Give the number of lines containing "Transformée" in this listing, with no other words.
[Begin]
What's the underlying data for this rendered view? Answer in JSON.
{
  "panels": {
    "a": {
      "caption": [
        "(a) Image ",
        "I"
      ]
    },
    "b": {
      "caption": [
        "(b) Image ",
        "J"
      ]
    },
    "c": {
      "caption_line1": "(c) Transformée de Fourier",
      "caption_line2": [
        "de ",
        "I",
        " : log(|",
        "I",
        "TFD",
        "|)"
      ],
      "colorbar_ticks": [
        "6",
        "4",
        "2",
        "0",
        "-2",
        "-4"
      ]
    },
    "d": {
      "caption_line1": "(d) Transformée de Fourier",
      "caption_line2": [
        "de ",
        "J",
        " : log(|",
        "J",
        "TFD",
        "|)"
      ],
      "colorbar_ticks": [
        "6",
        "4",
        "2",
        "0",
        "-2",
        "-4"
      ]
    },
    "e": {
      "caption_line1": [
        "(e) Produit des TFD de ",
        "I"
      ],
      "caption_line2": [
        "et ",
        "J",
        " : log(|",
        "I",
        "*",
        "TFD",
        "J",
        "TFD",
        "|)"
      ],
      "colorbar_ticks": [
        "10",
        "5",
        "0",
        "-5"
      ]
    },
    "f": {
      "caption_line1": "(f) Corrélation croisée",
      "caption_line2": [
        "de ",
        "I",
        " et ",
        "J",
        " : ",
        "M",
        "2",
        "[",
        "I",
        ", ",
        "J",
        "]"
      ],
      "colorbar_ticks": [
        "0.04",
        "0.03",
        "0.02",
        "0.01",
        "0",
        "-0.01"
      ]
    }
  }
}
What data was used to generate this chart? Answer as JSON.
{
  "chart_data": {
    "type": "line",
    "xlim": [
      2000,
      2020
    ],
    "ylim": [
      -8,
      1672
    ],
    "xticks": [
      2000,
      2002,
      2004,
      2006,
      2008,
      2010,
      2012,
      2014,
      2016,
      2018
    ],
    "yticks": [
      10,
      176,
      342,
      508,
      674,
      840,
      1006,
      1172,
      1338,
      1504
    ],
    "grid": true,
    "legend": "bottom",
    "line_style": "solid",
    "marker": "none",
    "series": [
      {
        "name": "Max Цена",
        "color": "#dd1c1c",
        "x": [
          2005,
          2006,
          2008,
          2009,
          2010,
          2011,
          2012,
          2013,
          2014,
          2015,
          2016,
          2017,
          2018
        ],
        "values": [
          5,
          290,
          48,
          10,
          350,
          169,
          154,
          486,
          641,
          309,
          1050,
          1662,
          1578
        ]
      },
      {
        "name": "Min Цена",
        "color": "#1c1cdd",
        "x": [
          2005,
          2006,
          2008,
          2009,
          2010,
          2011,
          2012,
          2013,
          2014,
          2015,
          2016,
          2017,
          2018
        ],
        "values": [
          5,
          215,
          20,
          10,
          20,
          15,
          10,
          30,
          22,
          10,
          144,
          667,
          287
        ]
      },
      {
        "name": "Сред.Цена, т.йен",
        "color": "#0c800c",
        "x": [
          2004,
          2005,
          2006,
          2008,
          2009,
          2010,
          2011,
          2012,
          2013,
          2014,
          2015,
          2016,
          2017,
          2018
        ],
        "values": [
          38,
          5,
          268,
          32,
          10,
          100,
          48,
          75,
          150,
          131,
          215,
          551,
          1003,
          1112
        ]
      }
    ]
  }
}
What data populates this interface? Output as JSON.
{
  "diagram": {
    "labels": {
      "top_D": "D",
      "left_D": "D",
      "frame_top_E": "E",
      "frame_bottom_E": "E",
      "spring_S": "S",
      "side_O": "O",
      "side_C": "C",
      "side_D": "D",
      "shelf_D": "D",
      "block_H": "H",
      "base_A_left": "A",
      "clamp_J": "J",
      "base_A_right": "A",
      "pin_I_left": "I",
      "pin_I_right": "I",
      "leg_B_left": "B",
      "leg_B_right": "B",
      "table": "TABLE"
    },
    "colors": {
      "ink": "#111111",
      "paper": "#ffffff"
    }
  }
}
[End]
Task output — 2